>> Begin DATASET RECORDS

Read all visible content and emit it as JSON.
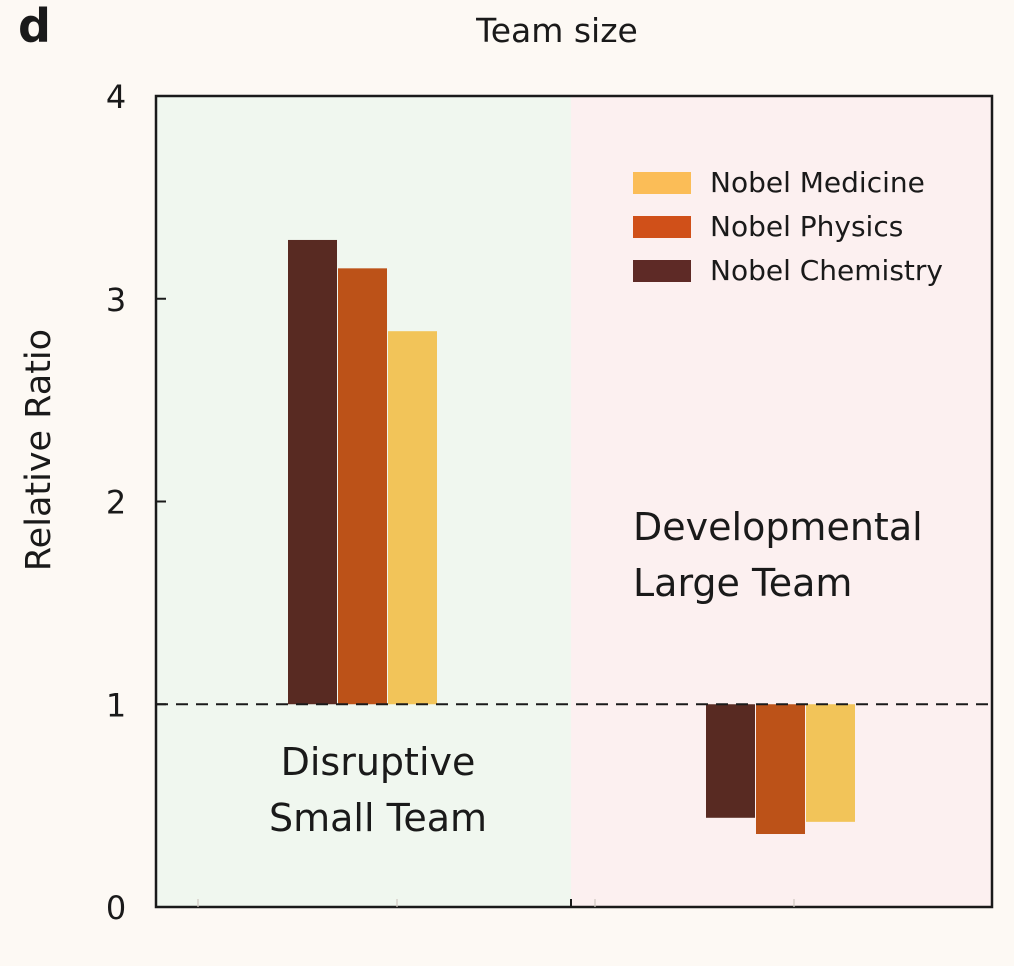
{
  "panel_label": "d",
  "chart_data": {
    "type": "bar",
    "title": "Team size",
    "ylabel": "Relative Ratio",
    "ylim": [
      0,
      4
    ],
    "yticks": [
      0,
      1,
      2,
      3,
      4
    ],
    "grid": false,
    "reference_line": 1,
    "legend_position": "top-right",
    "categories": [
      "Disruptive Small Team",
      "Developmental Large Team"
    ],
    "category_labels": [
      [
        "Disruptive",
        "Small Team"
      ],
      [
        "Developmental",
        "Large Team"
      ]
    ],
    "region_colors": [
      "#f0f7ef",
      "#fcf0f0"
    ],
    "series": [
      {
        "name": "Nobel Chemistry",
        "color": "#582a22",
        "values": [
          3.29,
          0.44
        ]
      },
      {
        "name": "Nobel Physics",
        "color": "#bc5218",
        "values": [
          3.15,
          0.36
        ]
      },
      {
        "name": "Nobel Medicine",
        "color": "#f2c459",
        "values": [
          2.84,
          0.42
        ]
      }
    ],
    "legend_order": [
      "Nobel Medicine",
      "Nobel Physics",
      "Nobel Chemistry"
    ],
    "legend_colors": [
      "#fbbd57",
      "#d05019",
      "#5e2a26"
    ]
  }
}
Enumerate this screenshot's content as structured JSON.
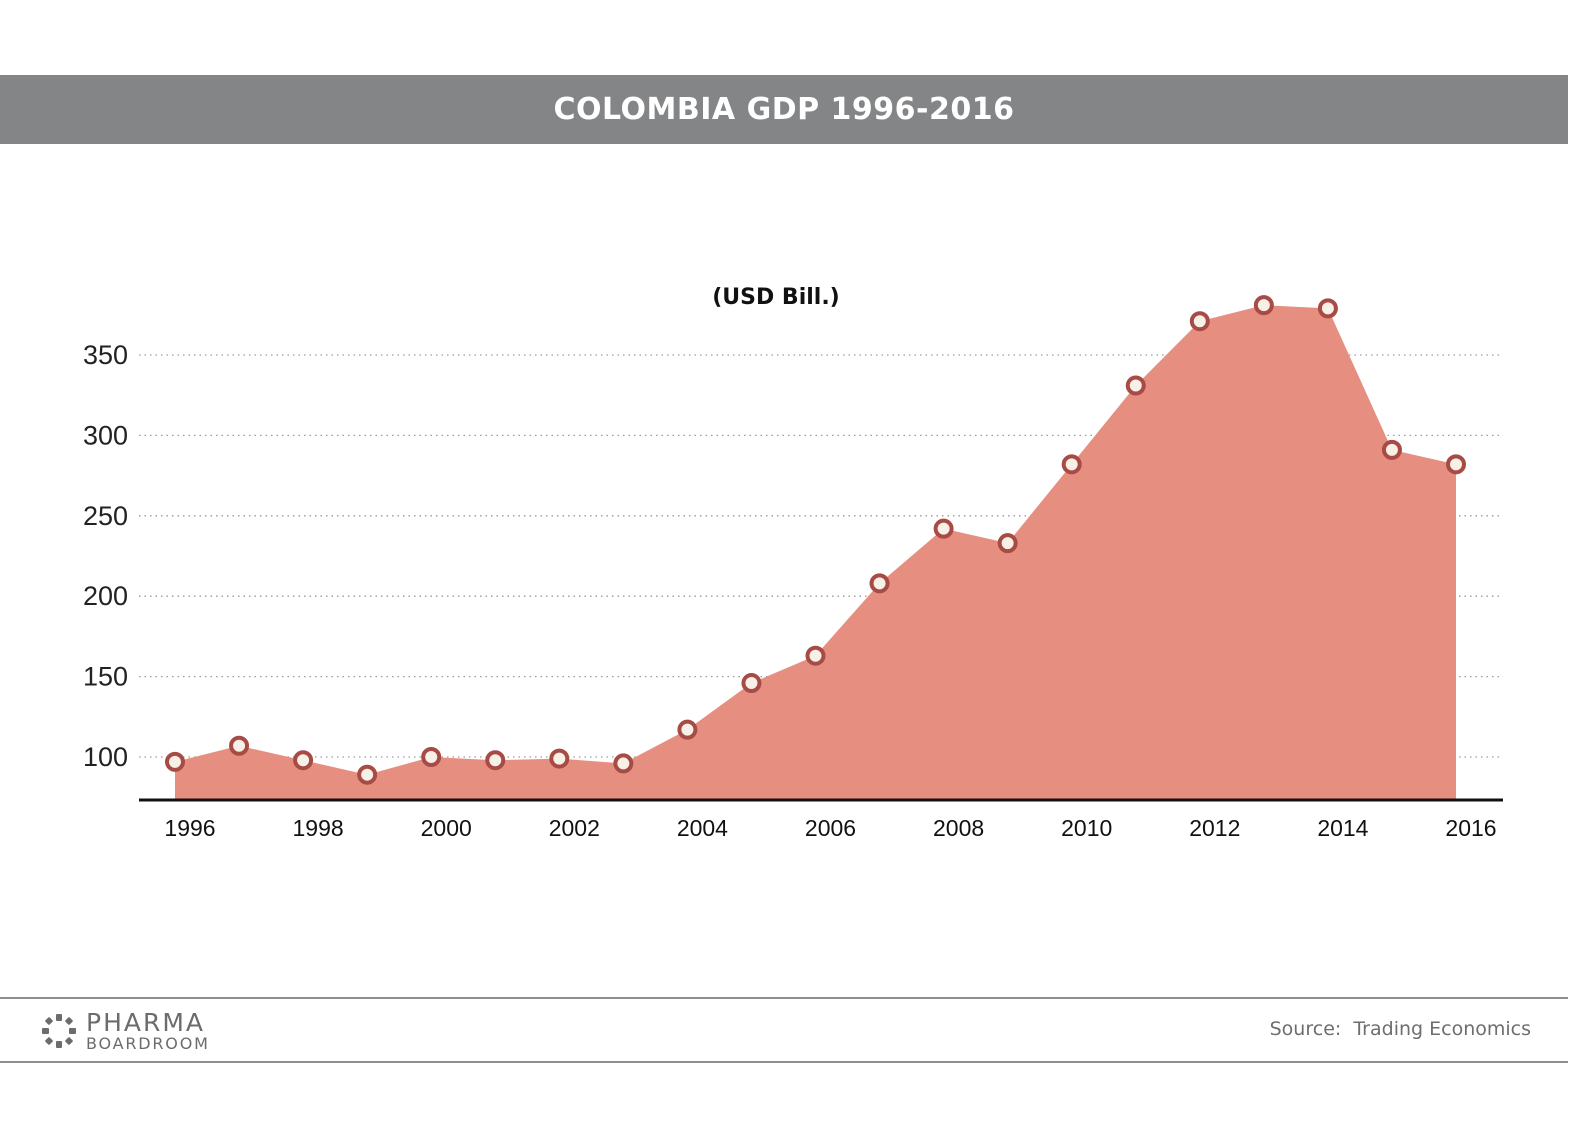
{
  "title": "COLOMBIA GDP 1996-2016",
  "chart_data": {
    "type": "area",
    "title": "COLOMBIA GDP 1996-2016",
    "unit_label": "(USD Bill.)",
    "xlabel": "",
    "ylabel": "",
    "x": [
      1996,
      1997,
      1998,
      1999,
      2000,
      2001,
      2002,
      2003,
      2004,
      2005,
      2006,
      2007,
      2008,
      2009,
      2010,
      2011,
      2012,
      2013,
      2014,
      2015,
      2016
    ],
    "series": [
      {
        "values": [
          97,
          107,
          98,
          89,
          100,
          98,
          99,
          96,
          117,
          146,
          163,
          208,
          242,
          233,
          282,
          331,
          371,
          381,
          379,
          291,
          282
        ]
      }
    ],
    "x_ticks": [
      "1996",
      "1998",
      "2000",
      "2002",
      "2004",
      "2006",
      "2008",
      "2010",
      "2012",
      "2014",
      "2016"
    ],
    "y_ticks": [
      "100",
      "150",
      "200",
      "250",
      "300",
      "350"
    ],
    "ylim": [
      72,
      390
    ],
    "grid": "horizontal-dotted",
    "colors": {
      "fill": "#e68f80",
      "marker_stroke": "#a84a45",
      "marker_fill": "#f7f0e6",
      "title_bar": "#848587"
    }
  },
  "footer": {
    "logo_line1": "PHARMA",
    "logo_line2": "BOARDROOM",
    "source": "Source:  Trading Economics"
  }
}
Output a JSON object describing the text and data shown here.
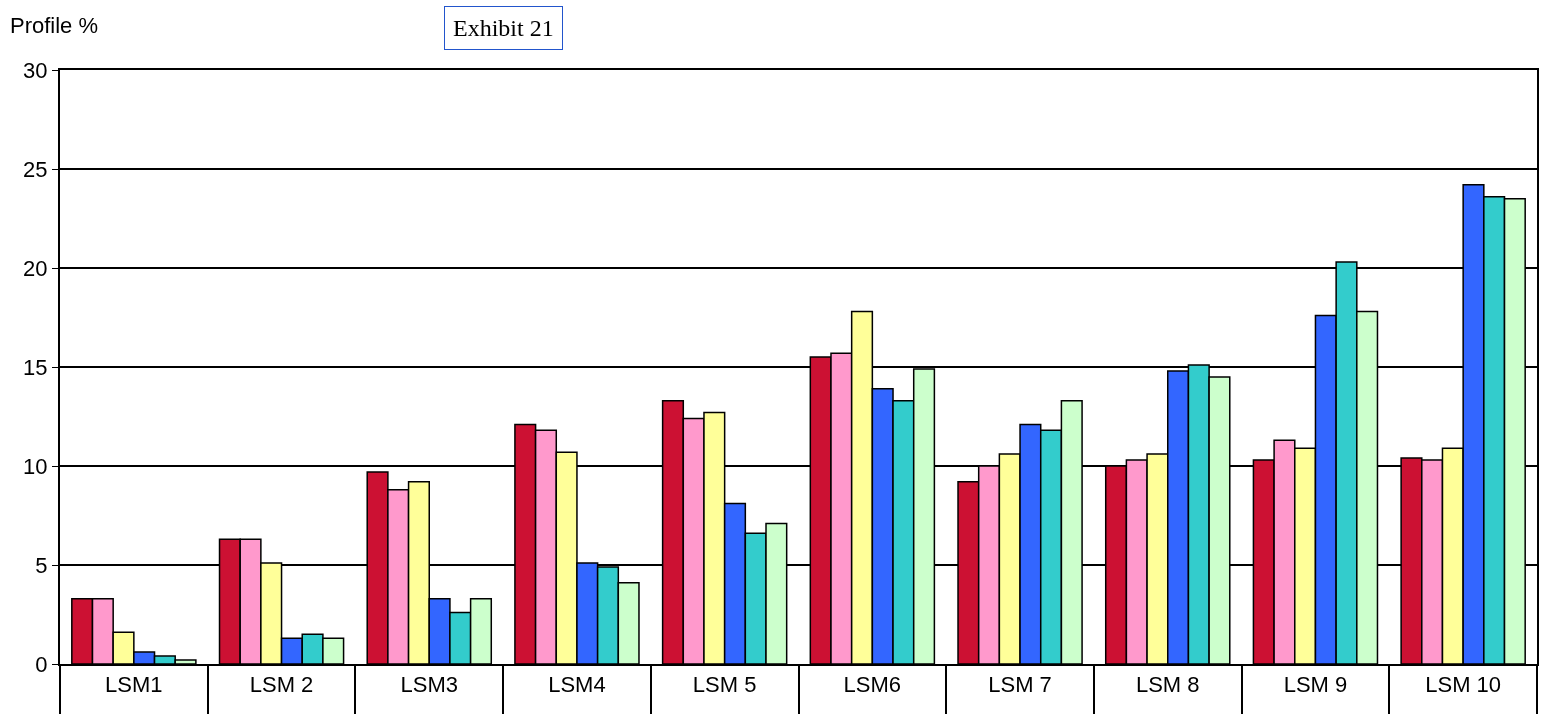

>> End DATASET RECORDS

- _DO THIS_: Gather every line from the listing above in which the word "Developmental" appears.

- _CORRECT ANSWER_:
      "Developmental Large Team"
        "Developmental",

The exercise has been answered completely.